MATERIAL:
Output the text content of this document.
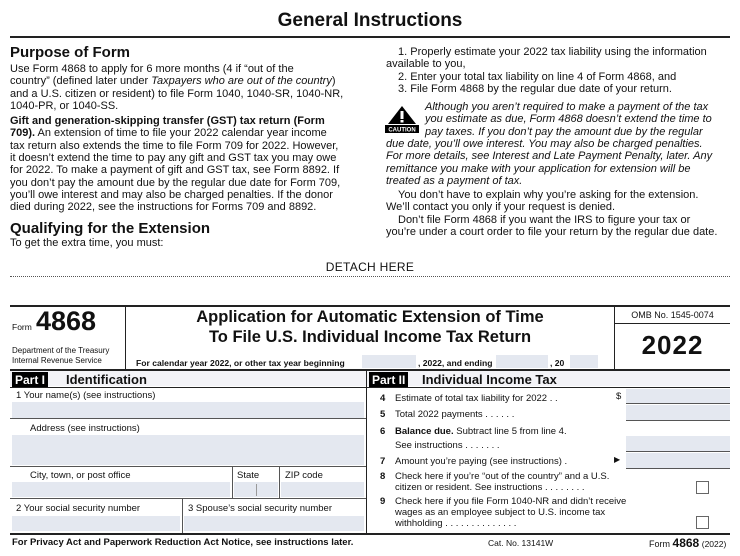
General Instructions
Purpose of Form
Use Form 4868 to apply for 6 more months (4 if “out of the
country” (defined later under Taxpayers who are out of the country)
and a U.S. citizen or resident) to file Form 1040, 1040-SR, 1040-NR,
1040-PR, or 1040-SS.
Gift and generation-skipping transfer (GST) tax return (Form
709). An extension of time to file your 2022 calendar year income
tax return also extends the time to file Form 709 for 2022. However,
it doesn’t extend the time to pay any gift and GST tax you may owe
for 2022. To make a payment of gift and GST tax, see Form 8892. If
you don’t pay the amount due by the regular due date for Form 709,
you’ll owe interest and may also be charged penalties. If the donor
died during 2022, see the instructions for Forms 709 and 8892.
Qualifying for the Extension
To get the extra time, you must:
1. Properly estimate your 2022 tax liability using the information
available to you,
2. Enter your total tax liability on line 4 of Form 4868, and
3. File Form 4868 by the regular due date of your return.
CAUTION
Although you aren’t required to make a payment of the tax
you estimate as due, Form 4868 doesn’t extend the time to
pay taxes. If you don’t pay the amount due by the regular
due date, you’ll owe interest. You may also be charged penalties.
For more details, see Interest and Late Payment Penalty, later. Any
remittance you make with your application for extension will be
treated as a payment of tax.
You don’t have to explain why you’re asking for the extension.
We’ll contact you only if your request is denied.
Don’t file Form 4868 if you want the IRS to figure your tax or
you’re under a court order to file your return by the regular due date.
DETACH HERE
Form 4868
Department of the Treasury
Internal Revenue Service
Application for Automatic Extension of Time
To File U.S. Individual Income Tax Return
For calendar year 2022, or other tax year beginning	, 2022, and ending	, 20
OMB No. 1545-0074
2022
Part I Identification	Part II Individual Income Tax
1 Your name(s) (see instructions)
Address (see instructions)
City, town, or post office	State	ZIP code
2 Your social security number	3 Spouse’s social security number
4 Estimate of total tax liability for 2022 . .	$
5 Total 2022 payments . . . . . .
6 Balance due. Subtract line 5 from line 4.
See instructions . . . . . . .
7 Amount you’re paying (see instructions) .	▶
8 Check here if you’re “out of the country” and a U.S.
citizen or resident. See instructions . . . . . . . .
9 Check here if you file Form 1040-NR and didn’t receive
wages as an employee subject to U.S. income tax
withholding . . . . . . . . . . . . . .
For Privacy Act and Paperwork Reduction Act Notice, see instructions later.	Cat. No. 13141W	Form 4868 (2022)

THE TASK:
In your copy, repeat each record exactly and include no pictures.

ANSWER TO THE TASK:
Output the text content of this document.
General Instructions
Purpose of Form
Use Form 4868 to apply for 6 more months (4 if “out of the
country” (defined later under Taxpayers who are out of the country)
and a U.S. citizen or resident) to file Form 1040, 1040-SR, 1040-NR,
1040-PR, or 1040-SS.
Gift and generation-skipping transfer (GST) tax return (Form
709). An extension of time to file your 2022 calendar year income
tax return also extends the time to file Form 709 for 2022. However,
it doesn’t extend the time to pay any gift and GST tax you may owe
for 2022. To make a payment of gift and GST tax, see Form 8892. If
you don’t pay the amount due by the regular due date for Form 709,
you’ll owe interest and may also be charged penalties. If the donor
died during 2022, see the instructions for Forms 709 and 8892.
Qualifying for the Extension
To get the extra time, you must:
1. Properly estimate your 2022 tax liability using the information
available to you,
2. Enter your total tax liability on line 4 of Form 4868, and
3. File Form 4868 by the regular due date of your return.
CAUTION
Although you aren’t required to make a payment of the tax
you estimate as due, Form 4868 doesn’t extend the time to
pay taxes. If you don’t pay the amount due by the regular
due date, you’ll owe interest. You may also be charged penalties.
For more details, see Interest and Late Payment Penalty, later. Any
remittance you make with your application for extension will be
treated as a payment of tax.
You don’t have to explain why you’re asking for the extension.
We’ll contact you only if your request is denied.
Don’t file Form 4868 if you want the IRS to figure your tax or
you’re under a court order to file your return by the regular due date.
DETACH HERE
Form 4868
Department of the Treasury
Internal Revenue Service
Application for Automatic Extension of Time
To File U.S. Individual Income Tax Return
For calendar year 2022, or other tax year beginning	, 2022, and ending	, 20
OMB No. 1545-0074
2022
Part I Identification	Part II Individual Income Tax
1 Your name(s) (see instructions)
Address (see instructions)
City, town, or post office	State	ZIP code
2 Your social security number	3 Spouse’s social security number
4 Estimate of total tax liability for 2022 . .	$
5 Total 2022 payments . . . . . .
6 Balance due. Subtract line 5 from line 4.
See instructions . . . . . . .
7 Amount you’re paying (see instructions) .	▶
8 Check here if you’re “out of the country” and a U.S.
citizen or resident. See instructions . . . . . . . .
9 Check here if you file Form 1040-NR and didn’t receive
wages as an employee subject to U.S. income tax
withholding . . . . . . . . . . . . . .
For Privacy Act and Paperwork Reduction Act Notice, see instructions later.	Cat. No. 13141W	Form 4868 (2022)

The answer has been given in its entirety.